A run of records:
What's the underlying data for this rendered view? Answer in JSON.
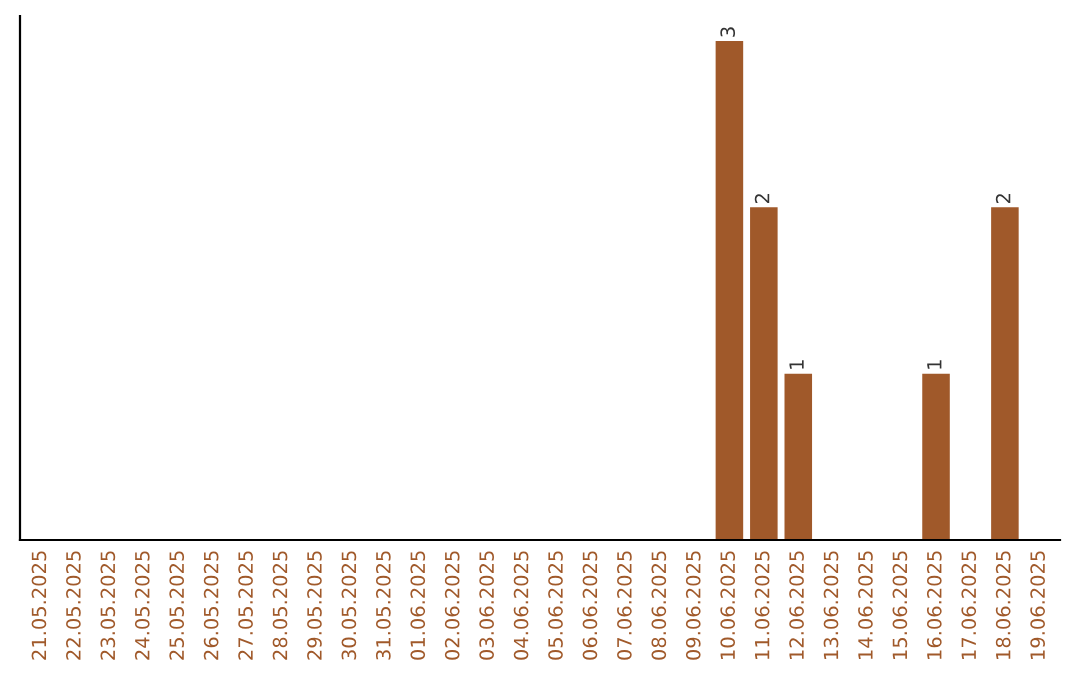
{
  "chart_data": {
    "type": "bar",
    "categories": [
      "21.05.2025",
      "22.05.2025",
      "23.05.2025",
      "24.05.2025",
      "25.05.2025",
      "26.05.2025",
      "27.05.2025",
      "28.05.2025",
      "29.05.2025",
      "30.05.2025",
      "31.05.2025",
      "01.06.2025",
      "02.06.2025",
      "03.06.2025",
      "04.06.2025",
      "05.06.2025",
      "06.06.2025",
      "07.06.2025",
      "08.06.2025",
      "09.06.2025",
      "10.06.2025",
      "11.06.2025",
      "12.06.2025",
      "13.06.2025",
      "14.06.2025",
      "15.06.2025",
      "16.06.2025",
      "17.06.2025",
      "18.06.2025",
      "19.06.2025"
    ],
    "values": [
      null,
      null,
      null,
      null,
      null,
      null,
      null,
      null,
      null,
      null,
      null,
      null,
      null,
      null,
      null,
      null,
      null,
      null,
      null,
      null,
      3,
      2,
      1,
      null,
      null,
      null,
      1,
      null,
      2,
      null
    ],
    "data_labels": true,
    "color": "#a0592a",
    "ylim": [
      0,
      3.15
    ],
    "tick_labels": "x",
    "grid": false,
    "legend": false
  }
}
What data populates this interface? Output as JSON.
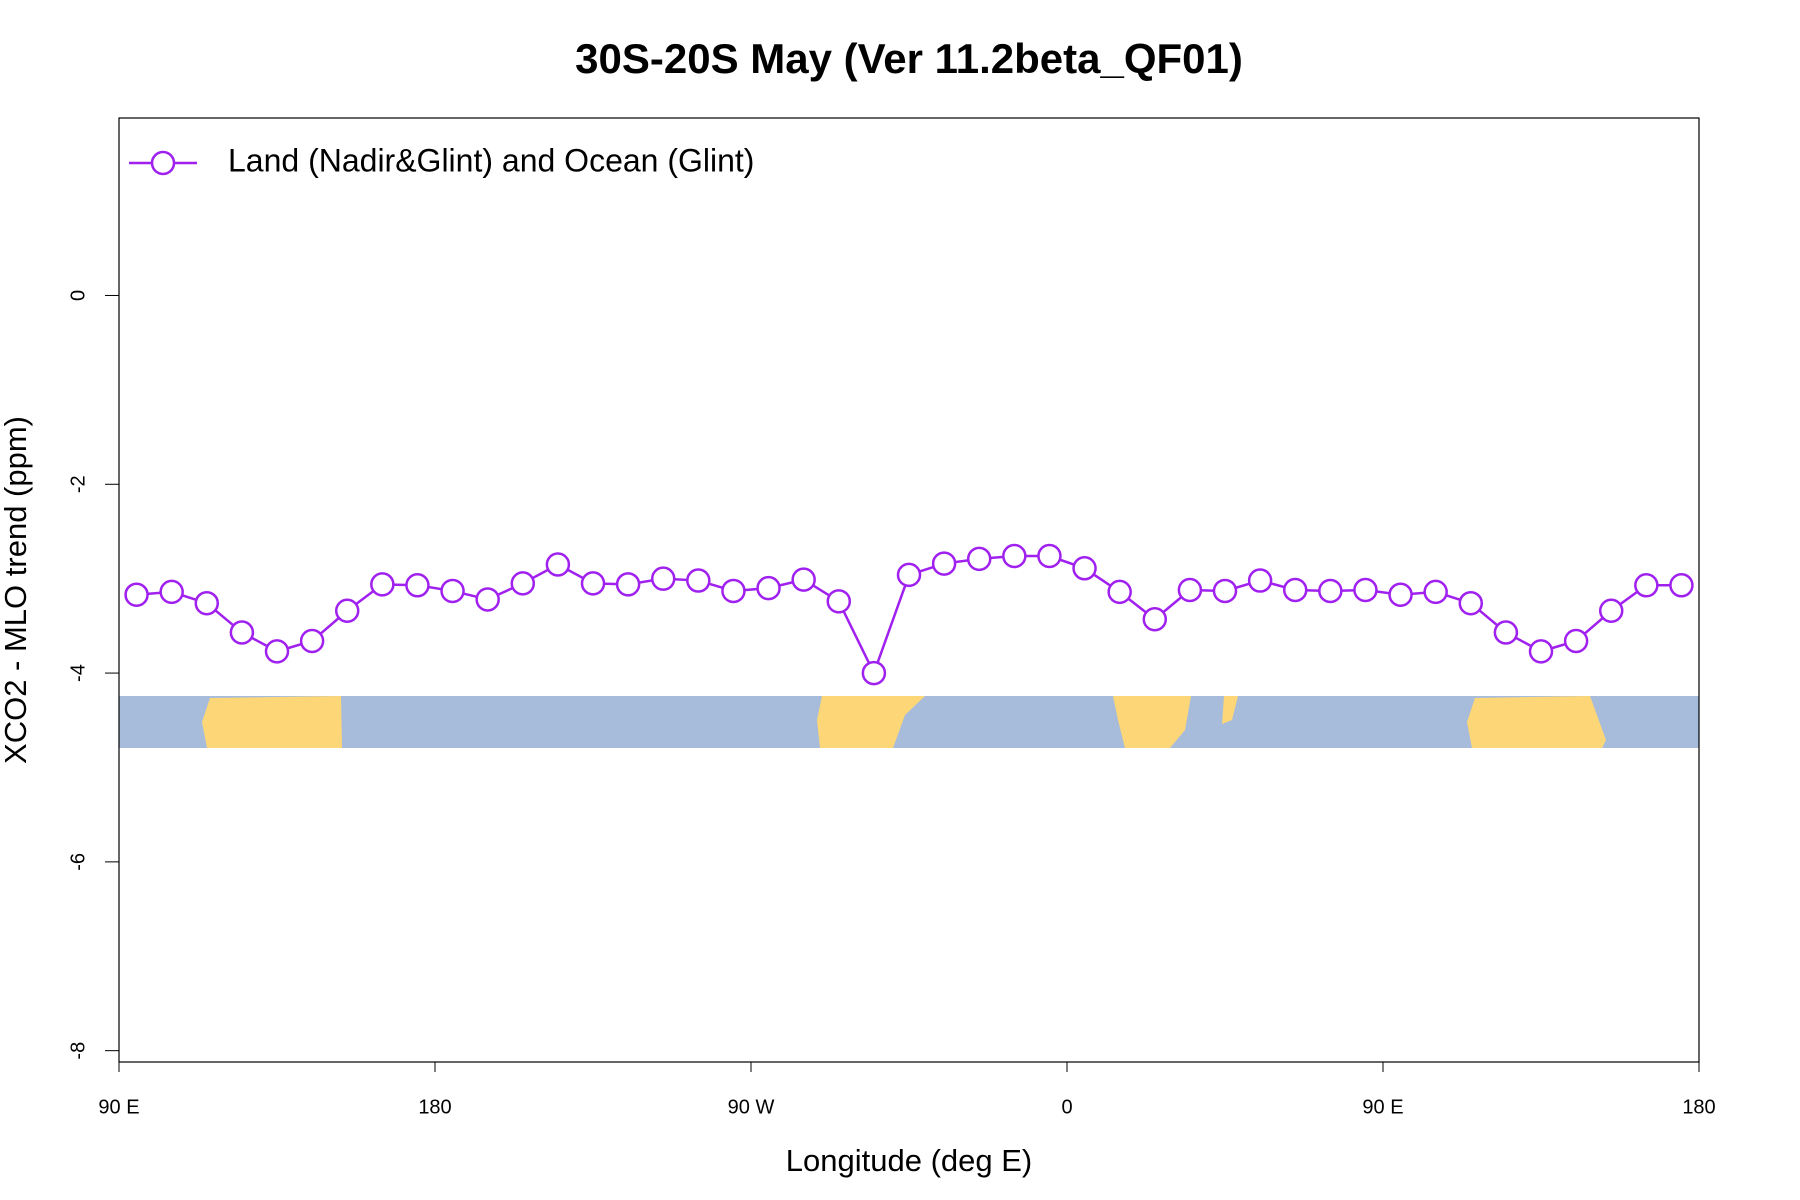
{
  "chart_data": {
    "type": "line",
    "title": "30S-20S May (Ver 11.2beta_QF01)",
    "x_label": "Longitude (deg E)",
    "y_label": "XCO2 - MLO trend (ppm)",
    "xlim": [
      90,
      540
    ],
    "xticks": [
      {
        "value": 90,
        "label": "90 E"
      },
      180,
      {
        "value": 270,
        "label": "90 W"
      },
      {
        "value": 360,
        "label": "0"
      },
      {
        "value": 450,
        "label": "90 E"
      },
      {
        "value": 540,
        "label": "180"
      }
    ],
    "ylim": [
      -8.12,
      1.88
    ],
    "yticks": [
      -8,
      -6,
      -4,
      -2,
      0
    ],
    "legend": "top-left",
    "x": [
      95,
      105,
      115,
      125,
      135,
      145,
      155,
      165,
      175,
      185,
      195,
      205,
      215,
      225,
      235,
      245,
      255,
      265,
      275,
      285,
      295,
      305,
      315,
      325,
      335,
      345,
      355,
      365,
      375,
      385,
      395,
      405,
      415,
      425,
      435,
      445,
      455,
      465,
      475,
      485,
      495,
      505,
      515,
      525,
      535
    ],
    "series": [
      {
        "name": "Land (Nadir&Glint) and Ocean (Glint)",
        "color": "#a020f0",
        "values": [
          -3.17,
          -3.14,
          -3.26,
          -3.57,
          -3.77,
          -3.66,
          -3.34,
          -3.06,
          -3.07,
          -3.13,
          -3.22,
          -3.05,
          -2.85,
          -3.05,
          -3.06,
          -3.0,
          -3.02,
          -3.13,
          -3.1,
          -3.01,
          -3.24,
          -4.0,
          -2.96,
          -2.84,
          -2.79,
          -2.76,
          -2.76,
          -2.89,
          -3.14,
          -3.43,
          -3.12,
          -3.13,
          -3.02,
          -3.12,
          -3.13,
          -3.12,
          -3.17,
          -3.14,
          -3.26,
          -3.57,
          -3.77,
          -3.66,
          -3.34,
          -3.07,
          -3.07
        ]
      }
    ]
  }
}
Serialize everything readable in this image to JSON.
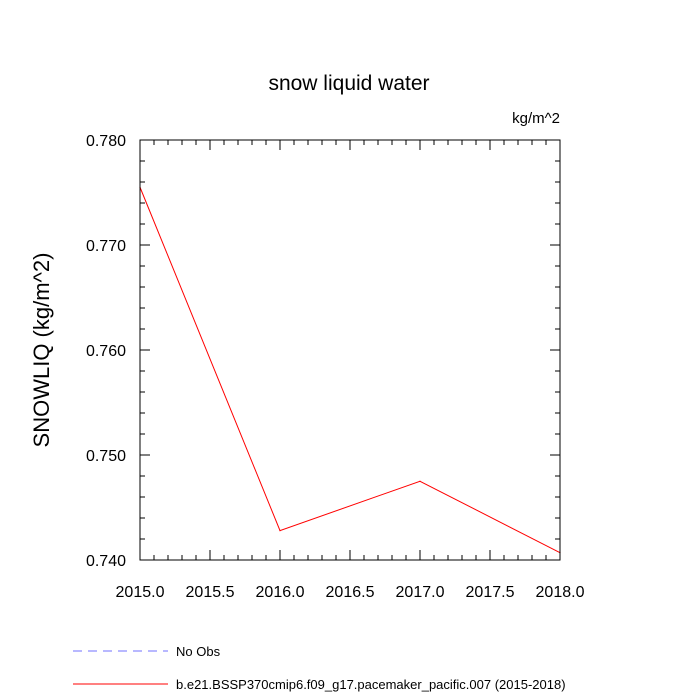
{
  "chart_data": {
    "type": "line",
    "title": "snow liquid water",
    "units": "kg/m^2",
    "xlabel": "",
    "ylabel": "SNOWLIQ  (kg/m^2)",
    "xlim": [
      2015.0,
      2018.0
    ],
    "ylim": [
      0.74,
      0.78
    ],
    "x_ticks": [
      "2015.0",
      "2015.5",
      "2016.0",
      "2016.5",
      "2017.0",
      "2017.5",
      "2018.0"
    ],
    "y_ticks": [
      "0.740",
      "0.750",
      "0.760",
      "0.770",
      "0.780"
    ],
    "grid": false,
    "legend_position": "bottom-left",
    "series": [
      {
        "name": "No Obs",
        "color": "#7070ff",
        "style": "dashed",
        "x": [],
        "y": []
      },
      {
        "name": "b.e21.BSSP370cmip6.f09_g17.pacemaker_pacific.007 (2015-2018)",
        "color": "#ff0000",
        "style": "solid",
        "x": [
          2015,
          2016,
          2017,
          2018
        ],
        "y": [
          0.7755,
          0.7428,
          0.7475,
          0.7407
        ]
      }
    ]
  }
}
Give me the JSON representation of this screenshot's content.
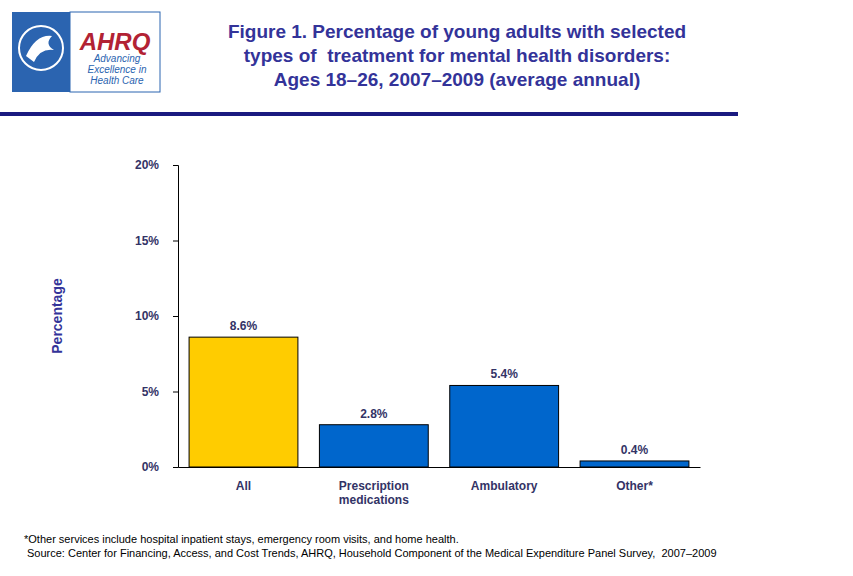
{
  "chart_data": {
    "type": "bar",
    "title": "Figure 1. Percentage of young adults with selected\ntypes of  treatment for mental health disorders:\nAges 18–26, 2007–2009 (average annual)",
    "ylabel": "Percentage",
    "categories": [
      "All",
      "Prescription medications",
      "Ambulatory",
      "Other*"
    ],
    "values": [
      8.6,
      2.8,
      5.4,
      0.4
    ],
    "value_labels": [
      "8.6%",
      "2.8%",
      "5.4%",
      "0.4%"
    ],
    "colors": [
      "#ffcc00",
      "#0066cc",
      "#0066cc",
      "#0066cc"
    ],
    "ylim": [
      0,
      20
    ],
    "yticks": [
      {
        "value": 0,
        "label": "0%"
      },
      {
        "value": 5,
        "label": "5%"
      },
      {
        "value": 10,
        "label": "10%"
      },
      {
        "value": 15,
        "label": "15%"
      },
      {
        "value": 20,
        "label": "20%"
      }
    ],
    "grid": false,
    "data_labels": true,
    "annotations": [
      "AHRQ",
      "Advancing\nExcellence in\nHealth Care",
      "*Other services include hospital inpatient stays, emergency room visits, and home health.",
      "Source: Center for Financing, Access, and Cost Trends, AHRQ, Household Component of the Medical Expenditure Panel Survey,  2007–2009"
    ]
  }
}
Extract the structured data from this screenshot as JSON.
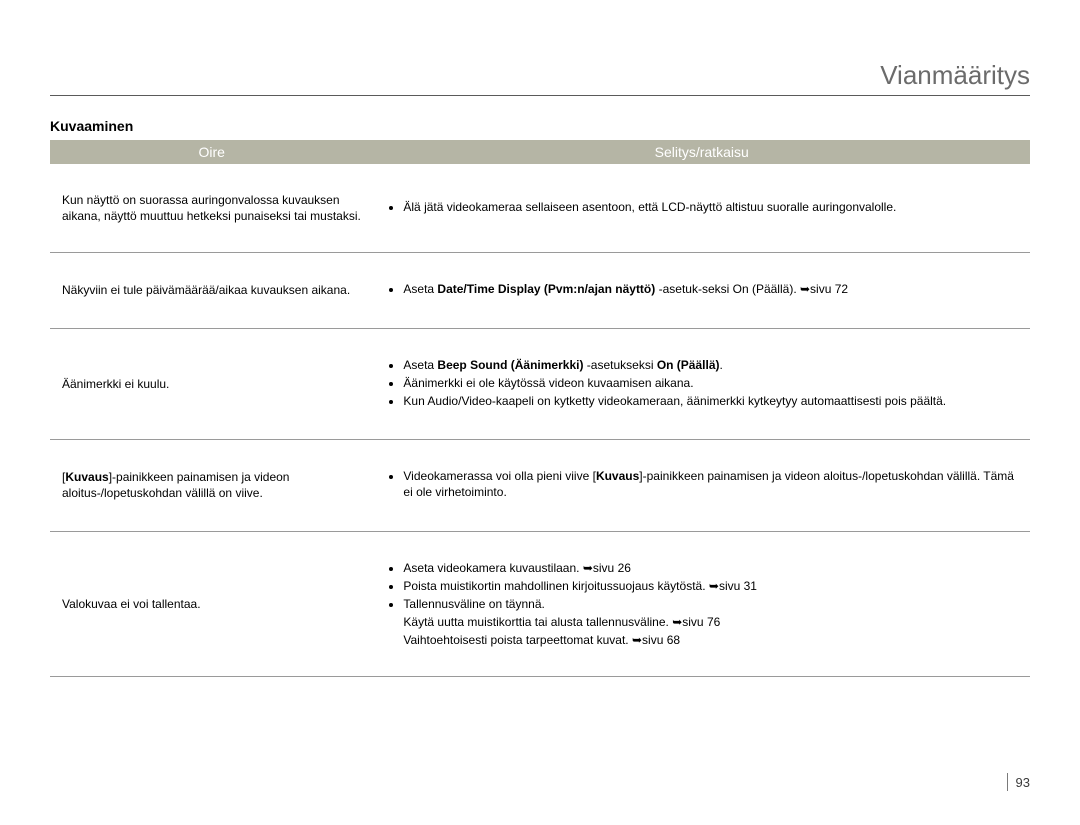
{
  "section_title": "Vianmääritys",
  "subsection": "Kuvaaminen",
  "headers": {
    "oire": "Oire",
    "ratkaisu": "Selitys/ratkaisu"
  },
  "rows": [
    {
      "symptom": "Kun näyttö on suorassa auringonvalossa kuvauksen aikana, näyttö muuttuu hetkeksi punaiseksi tai mustaksi.",
      "items": [
        {
          "text": "Älä jätä videokameraa sellaiseen asentoon, että LCD-näyttö altistuu suoralle auringonvalolle."
        }
      ]
    },
    {
      "symptom": "Näkyviin ei tule päivämäärää/aikaa kuvauksen aikana.",
      "items": [
        {
          "pre": "Aseta ",
          "bold": "Date/Time Display (Pvm:n/ajan näyttö)",
          "post": " -asetuk-seksi On (Päällä). ",
          "arrow": true,
          "page": "sivu 72"
        }
      ]
    },
    {
      "symptom": "Äänimerkki ei kuulu.",
      "items": [
        {
          "pre": "Aseta ",
          "bold": "Beep Sound (Äänimerkki)",
          "mid": " -asetukseksi ",
          "bold2": "On (Päällä)",
          "post": "."
        },
        {
          "text": "Äänimerkki ei ole käytössä videon kuvaamisen aikana."
        },
        {
          "text": "Kun Audio/Video-kaapeli on kytketty videokameraan, äänimerkki kytkeytyy automaattisesti pois päältä."
        }
      ]
    },
    {
      "symptom_pre": "[",
      "symptom_bold": "Kuvaus",
      "symptom_post": "]-painikkeen painamisen ja videon aloitus-/lopetuskohdan välillä on viive.",
      "items": [
        {
          "pre": "Videokamerassa voi olla pieni viive [",
          "bold": "Kuvaus",
          "post": "]-painikkeen painamisen ja videon aloitus-/lopetuskohdan välillä. Tämä ei ole virhetoiminto."
        }
      ]
    },
    {
      "symptom": "Valokuvaa ei voi tallentaa.",
      "items": [
        {
          "text": "Aseta videokamera kuvaustilaan. ",
          "arrow": true,
          "page": "sivu 26"
        },
        {
          "text": "Poista muistikortin mahdollinen kirjoitussuojaus käytöstä. ",
          "arrow": true,
          "page": "sivu 31"
        },
        {
          "text": "Tallennusväline on täynnä."
        }
      ],
      "notes": [
        {
          "text": "Käytä uutta muistikorttia tai alusta tallennusväline. ",
          "arrow": true,
          "page": "sivu 76"
        },
        {
          "text": "Vaihtoehtoisesti poista tarpeettomat kuvat. ",
          "arrow": true,
          "page": "sivu 68"
        }
      ]
    }
  ],
  "page_number": "93",
  "arrow_glyph": "➥",
  "colors": {
    "header_bg": "#b5b5a5",
    "header_text": "#ffffff",
    "title_text": "#6b6b6b",
    "rule": "#5a5a5a",
    "row_border": "#9a9a9a"
  }
}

TASK OBJECTIVE: Read the entries and pick out all lines that include the word "aikana".

RESULT:
      "symptom": "Kun näyttö on suorassa auringonvalossa kuvauksen aikana, näyttö muuttuu hetkeksi punaiseksi tai mustaksi.",
      "symptom": "Näkyviin ei tule päivämäärää/aikaa kuvauksen aikana.",
          "text": "Äänimerkki ei ole käytössä videon kuvaamisen aikana."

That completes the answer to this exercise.